> **The problem**: Return all of the data exactly as given.

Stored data

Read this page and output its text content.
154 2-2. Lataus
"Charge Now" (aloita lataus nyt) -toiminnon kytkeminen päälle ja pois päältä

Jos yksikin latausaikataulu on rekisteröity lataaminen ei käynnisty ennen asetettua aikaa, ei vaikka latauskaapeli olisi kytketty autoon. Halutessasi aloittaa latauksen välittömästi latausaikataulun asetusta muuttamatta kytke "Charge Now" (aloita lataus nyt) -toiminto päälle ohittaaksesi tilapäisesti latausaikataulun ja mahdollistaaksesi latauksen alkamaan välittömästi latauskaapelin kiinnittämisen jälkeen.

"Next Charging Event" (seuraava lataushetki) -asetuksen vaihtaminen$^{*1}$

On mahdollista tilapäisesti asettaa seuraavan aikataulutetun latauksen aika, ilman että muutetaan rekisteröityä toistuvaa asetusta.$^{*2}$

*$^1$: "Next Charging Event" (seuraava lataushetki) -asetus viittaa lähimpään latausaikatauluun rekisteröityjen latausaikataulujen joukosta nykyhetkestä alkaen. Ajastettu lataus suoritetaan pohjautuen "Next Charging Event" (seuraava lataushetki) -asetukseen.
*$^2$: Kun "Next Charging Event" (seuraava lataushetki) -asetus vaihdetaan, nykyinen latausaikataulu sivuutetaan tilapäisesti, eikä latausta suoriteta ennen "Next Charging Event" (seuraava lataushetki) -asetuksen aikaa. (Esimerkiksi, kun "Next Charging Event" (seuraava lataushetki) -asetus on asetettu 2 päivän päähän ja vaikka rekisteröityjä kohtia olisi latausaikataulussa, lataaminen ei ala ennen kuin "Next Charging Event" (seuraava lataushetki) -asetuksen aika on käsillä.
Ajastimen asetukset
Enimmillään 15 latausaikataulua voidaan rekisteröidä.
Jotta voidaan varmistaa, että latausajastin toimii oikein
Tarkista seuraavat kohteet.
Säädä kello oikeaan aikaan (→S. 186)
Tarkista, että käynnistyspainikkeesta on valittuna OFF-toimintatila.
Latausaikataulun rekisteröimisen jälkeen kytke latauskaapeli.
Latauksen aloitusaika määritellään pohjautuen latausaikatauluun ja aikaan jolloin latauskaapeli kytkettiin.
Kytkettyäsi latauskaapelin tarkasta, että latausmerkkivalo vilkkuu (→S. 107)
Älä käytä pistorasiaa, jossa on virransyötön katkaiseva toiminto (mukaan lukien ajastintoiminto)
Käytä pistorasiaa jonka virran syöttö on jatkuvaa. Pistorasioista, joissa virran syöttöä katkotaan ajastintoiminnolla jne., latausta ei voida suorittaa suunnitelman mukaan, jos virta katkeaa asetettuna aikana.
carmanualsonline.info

> **Written response**:
Read this page and output its text content.
154 2-2. Lataus
"Charge Now" (aloita lataus nyt) -toiminnon kytkeminen päälle ja pois päältä

Jos yksikin latausaikataulu on rekisteröity lataaminen ei käynnisty ennen asetettua aikaa, ei vaikka latauskaapeli olisi kytketty autoon. Halutessasi aloittaa latauksen välittömästi latausaikataulun asetusta muuttamatta kytke "Charge Now" (aloita lataus nyt) -toiminto päälle ohittaaksesi tilapäisesti latausaikataulun ja mahdollistaaksesi latauksen alkamaan välittömästi latauskaapelin kiinnittämisen jälkeen.

"Next Charging Event" (seuraava lataushetki) -asetuksen vaihtaminen$^{*1}$

On mahdollista tilapäisesti asettaa seuraavan aikataulutetun latauksen aika, ilman että muutetaan rekisteröityä toistuvaa asetusta.$^{*2}$

*$^1$: "Next Charging Event" (seuraava lataushetki) -asetus viittaa lähimpään latausaikatauluun rekisteröityjen latausaikataulujen joukosta nykyhetkestä alkaen. Ajastettu lataus suoritetaan pohjautuen "Next Charging Event" (seuraava lataushetki) -asetukseen.
*$^2$: Kun "Next Charging Event" (seuraava lataushetki) -asetus vaihdetaan, nykyinen latausaikataulu sivuutetaan tilapäisesti, eikä latausta suoriteta ennen "Next Charging Event" (seuraava lataushetki) -asetuksen aikaa. (Esimerkiksi, kun "Next Charging Event" (seuraava lataushetki) -asetus on asetettu 2 päivän päähän ja vaikka rekisteröityjä kohtia olisi latausaikataulussa, lataaminen ei ala ennen kuin "Next Charging Event" (seuraava lataushetki) -asetuksen aika on käsillä.
Ajastimen asetukset
Enimmillään 15 latausaikataulua voidaan rekisteröidä.
Jotta voidaan varmistaa, että latausajastin toimii oikein
Tarkista seuraavat kohteet.
Säädä kello oikeaan aikaan (→S. 186)
Tarkista, että käynnistyspainikkeesta on valittuna OFF-toimintatila.
Latausaikataulun rekisteröimisen jälkeen kytke latauskaapeli.
Latauksen aloitusaika määritellään pohjautuen latausaikatauluun ja aikaan jolloin latauskaapeli kytkettiin.
Kytkettyäsi latauskaapelin tarkasta, että latausmerkkivalo vilkkuu (→S. 107)
Älä käytä pistorasiaa, jossa on virransyötön katkaiseva toiminto (mukaan lukien ajastintoiminto)
Käytä pistorasiaa jonka virran syöttö on jatkuvaa. Pistorasioista, joissa virran syöttöä katkotaan ajastintoiminnolla jne., latausta ei voida suorittaa suunnitelman mukaan, jos virta katkeaa asetettuna aikana.
carmanualsonline.info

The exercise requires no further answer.